* Start Data provided *
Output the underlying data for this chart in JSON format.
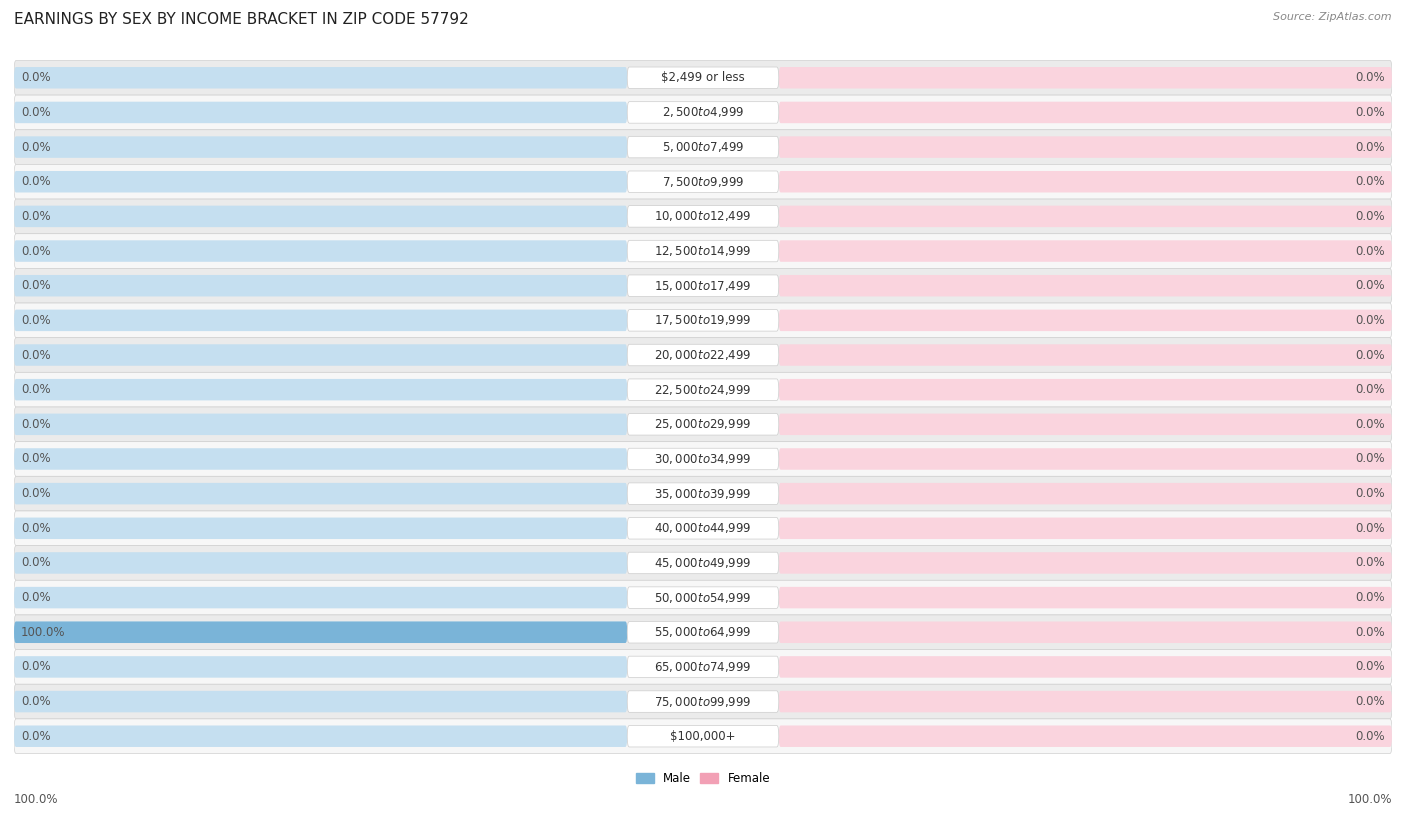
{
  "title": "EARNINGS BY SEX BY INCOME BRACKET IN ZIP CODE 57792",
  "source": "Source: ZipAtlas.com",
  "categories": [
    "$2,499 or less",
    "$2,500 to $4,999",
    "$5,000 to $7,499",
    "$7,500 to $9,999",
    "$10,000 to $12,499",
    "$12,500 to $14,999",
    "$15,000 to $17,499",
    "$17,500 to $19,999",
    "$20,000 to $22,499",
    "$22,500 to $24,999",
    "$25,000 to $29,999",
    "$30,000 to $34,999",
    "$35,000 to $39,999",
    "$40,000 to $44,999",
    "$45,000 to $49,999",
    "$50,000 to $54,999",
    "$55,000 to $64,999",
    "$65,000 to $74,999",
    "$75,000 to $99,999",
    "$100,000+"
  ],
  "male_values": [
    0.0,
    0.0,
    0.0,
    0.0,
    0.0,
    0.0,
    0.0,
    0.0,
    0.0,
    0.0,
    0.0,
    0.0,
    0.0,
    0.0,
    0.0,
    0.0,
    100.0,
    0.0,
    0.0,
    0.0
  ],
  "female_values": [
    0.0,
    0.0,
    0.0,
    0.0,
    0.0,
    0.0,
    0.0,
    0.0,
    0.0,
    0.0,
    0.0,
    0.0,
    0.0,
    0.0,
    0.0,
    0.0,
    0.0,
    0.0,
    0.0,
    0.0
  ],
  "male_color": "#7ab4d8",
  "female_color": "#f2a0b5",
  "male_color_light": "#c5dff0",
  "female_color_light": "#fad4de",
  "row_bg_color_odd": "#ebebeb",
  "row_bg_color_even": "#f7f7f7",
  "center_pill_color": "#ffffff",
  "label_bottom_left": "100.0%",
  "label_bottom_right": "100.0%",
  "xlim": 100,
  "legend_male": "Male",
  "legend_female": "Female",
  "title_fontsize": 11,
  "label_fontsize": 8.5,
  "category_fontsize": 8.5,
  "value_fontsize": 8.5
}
* End Data provided *
#### Goal of the exercise
Reproduce all entries exactly. Pictures do not belong in the copy.

#### Correct response
Output the underlying data for this chart in JSON format.
{
  "title": "EARNINGS BY SEX BY INCOME BRACKET IN ZIP CODE 57792",
  "source": "Source: ZipAtlas.com",
  "categories": [
    "$2,499 or less",
    "$2,500 to $4,999",
    "$5,000 to $7,499",
    "$7,500 to $9,999",
    "$10,000 to $12,499",
    "$12,500 to $14,999",
    "$15,000 to $17,499",
    "$17,500 to $19,999",
    "$20,000 to $22,499",
    "$22,500 to $24,999",
    "$25,000 to $29,999",
    "$30,000 to $34,999",
    "$35,000 to $39,999",
    "$40,000 to $44,999",
    "$45,000 to $49,999",
    "$50,000 to $54,999",
    "$55,000 to $64,999",
    "$65,000 to $74,999",
    "$75,000 to $99,999",
    "$100,000+"
  ],
  "male_values": [
    0.0,
    0.0,
    0.0,
    0.0,
    0.0,
    0.0,
    0.0,
    0.0,
    0.0,
    0.0,
    0.0,
    0.0,
    0.0,
    0.0,
    0.0,
    0.0,
    100.0,
    0.0,
    0.0,
    0.0
  ],
  "female_values": [
    0.0,
    0.0,
    0.0,
    0.0,
    0.0,
    0.0,
    0.0,
    0.0,
    0.0,
    0.0,
    0.0,
    0.0,
    0.0,
    0.0,
    0.0,
    0.0,
    0.0,
    0.0,
    0.0,
    0.0
  ],
  "male_color": "#7ab4d8",
  "female_color": "#f2a0b5",
  "male_color_light": "#c5dff0",
  "female_color_light": "#fad4de",
  "row_bg_color_odd": "#ebebeb",
  "row_bg_color_even": "#f7f7f7",
  "center_pill_color": "#ffffff",
  "label_bottom_left": "100.0%",
  "label_bottom_right": "100.0%",
  "xlim": 100,
  "legend_male": "Male",
  "legend_female": "Female",
  "title_fontsize": 11,
  "label_fontsize": 8.5,
  "category_fontsize": 8.5,
  "value_fontsize": 8.5
}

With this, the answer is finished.